[Stored records]
—————

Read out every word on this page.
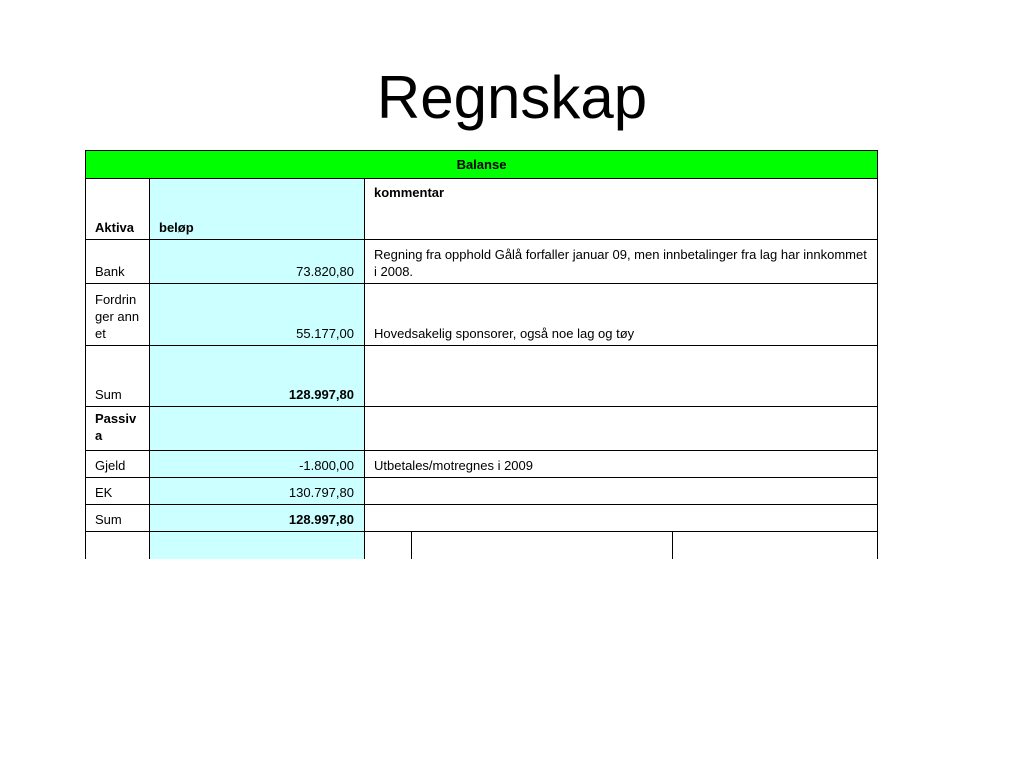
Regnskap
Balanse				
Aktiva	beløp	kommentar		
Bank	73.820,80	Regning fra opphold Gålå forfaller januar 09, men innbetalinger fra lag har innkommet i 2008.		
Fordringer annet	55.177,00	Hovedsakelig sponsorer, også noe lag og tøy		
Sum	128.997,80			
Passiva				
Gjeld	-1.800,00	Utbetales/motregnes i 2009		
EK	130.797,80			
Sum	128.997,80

—————

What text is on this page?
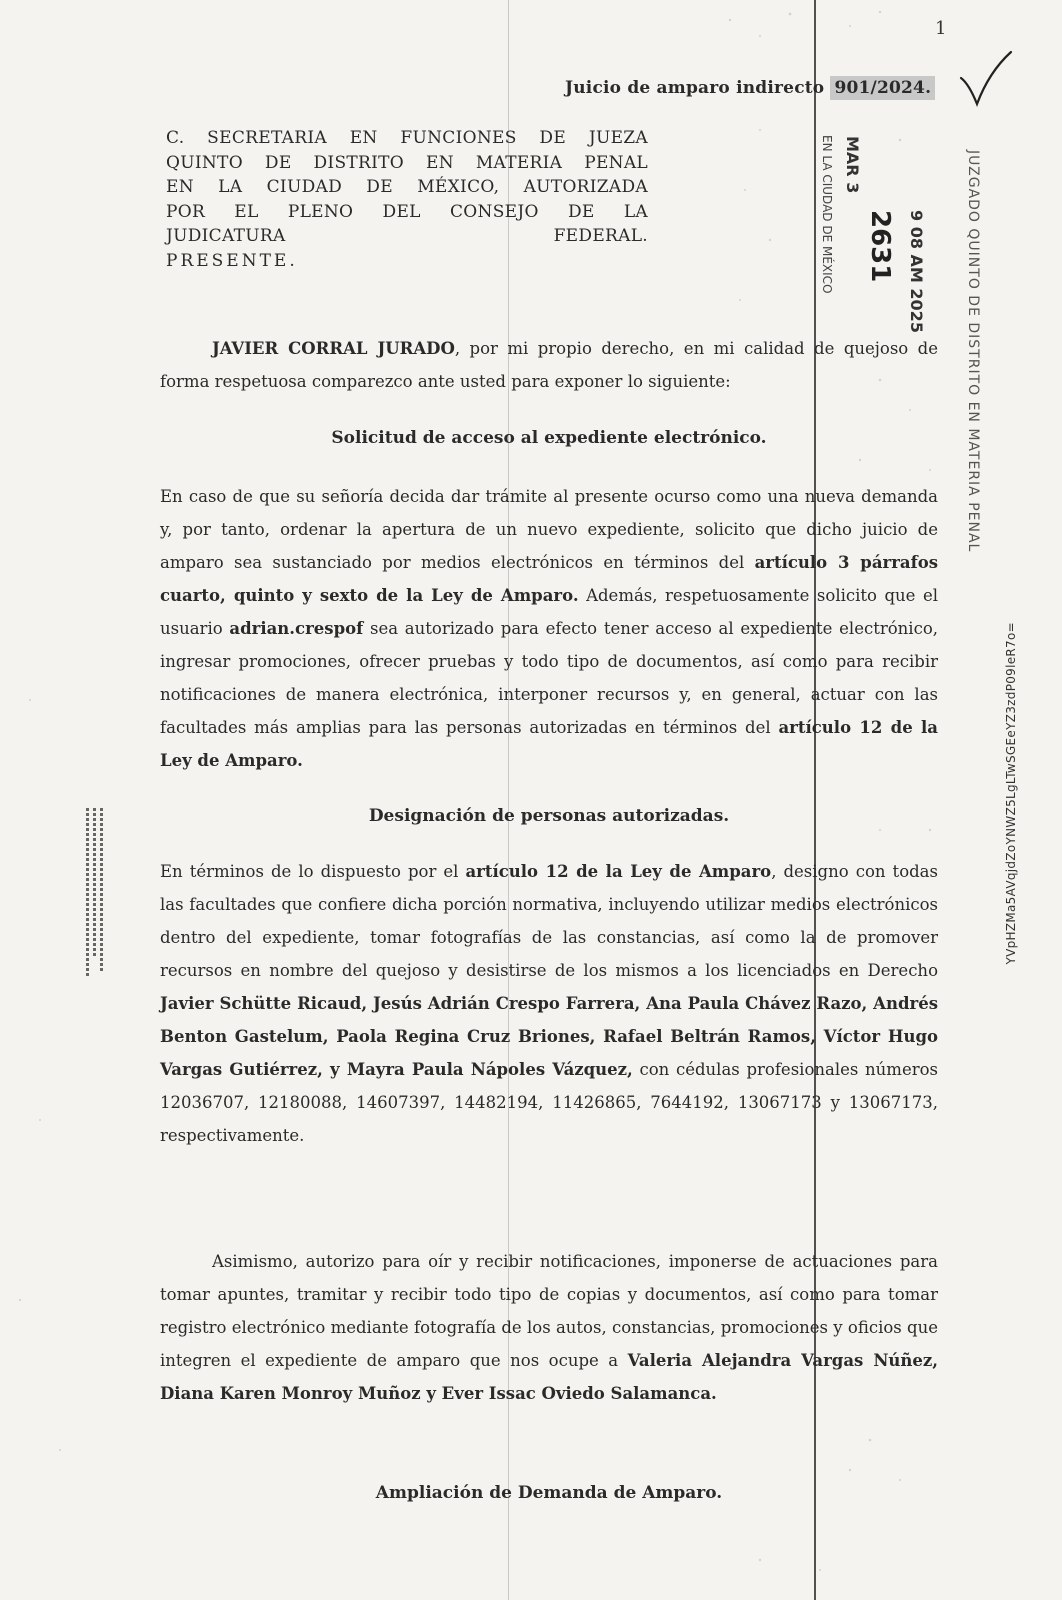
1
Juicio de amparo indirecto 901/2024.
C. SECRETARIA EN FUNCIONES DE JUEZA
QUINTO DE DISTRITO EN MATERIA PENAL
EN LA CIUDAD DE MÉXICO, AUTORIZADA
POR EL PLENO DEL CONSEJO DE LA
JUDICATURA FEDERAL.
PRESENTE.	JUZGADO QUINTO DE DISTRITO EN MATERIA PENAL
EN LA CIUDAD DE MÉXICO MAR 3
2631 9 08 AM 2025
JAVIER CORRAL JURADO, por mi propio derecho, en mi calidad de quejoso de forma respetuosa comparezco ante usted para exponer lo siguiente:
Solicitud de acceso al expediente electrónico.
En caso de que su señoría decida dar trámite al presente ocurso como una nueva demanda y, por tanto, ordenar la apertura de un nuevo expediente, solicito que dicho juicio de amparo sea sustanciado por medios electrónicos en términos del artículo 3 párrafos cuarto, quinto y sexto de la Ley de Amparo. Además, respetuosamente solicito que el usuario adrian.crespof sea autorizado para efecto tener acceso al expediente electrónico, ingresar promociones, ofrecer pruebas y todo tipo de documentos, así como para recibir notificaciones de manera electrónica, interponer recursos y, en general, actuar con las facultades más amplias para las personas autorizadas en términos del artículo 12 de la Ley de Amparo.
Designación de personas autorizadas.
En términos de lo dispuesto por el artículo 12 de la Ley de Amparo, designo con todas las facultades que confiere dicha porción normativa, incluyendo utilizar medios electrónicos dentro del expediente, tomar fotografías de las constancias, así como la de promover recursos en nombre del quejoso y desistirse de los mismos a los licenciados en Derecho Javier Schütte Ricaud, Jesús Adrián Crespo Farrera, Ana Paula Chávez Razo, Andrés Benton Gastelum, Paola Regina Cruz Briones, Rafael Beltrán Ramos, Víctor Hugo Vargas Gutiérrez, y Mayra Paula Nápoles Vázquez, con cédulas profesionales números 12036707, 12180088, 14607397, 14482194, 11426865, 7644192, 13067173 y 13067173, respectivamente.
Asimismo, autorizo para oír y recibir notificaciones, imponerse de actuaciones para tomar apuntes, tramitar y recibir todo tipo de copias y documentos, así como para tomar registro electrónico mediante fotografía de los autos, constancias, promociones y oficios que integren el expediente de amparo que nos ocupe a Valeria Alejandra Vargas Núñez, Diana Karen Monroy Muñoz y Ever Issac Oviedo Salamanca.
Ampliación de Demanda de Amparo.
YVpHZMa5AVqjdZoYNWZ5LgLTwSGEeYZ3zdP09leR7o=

—————

§ Work instructions: The answer is a single number: how many lines include the word "PENAL"?

§ Written response: 2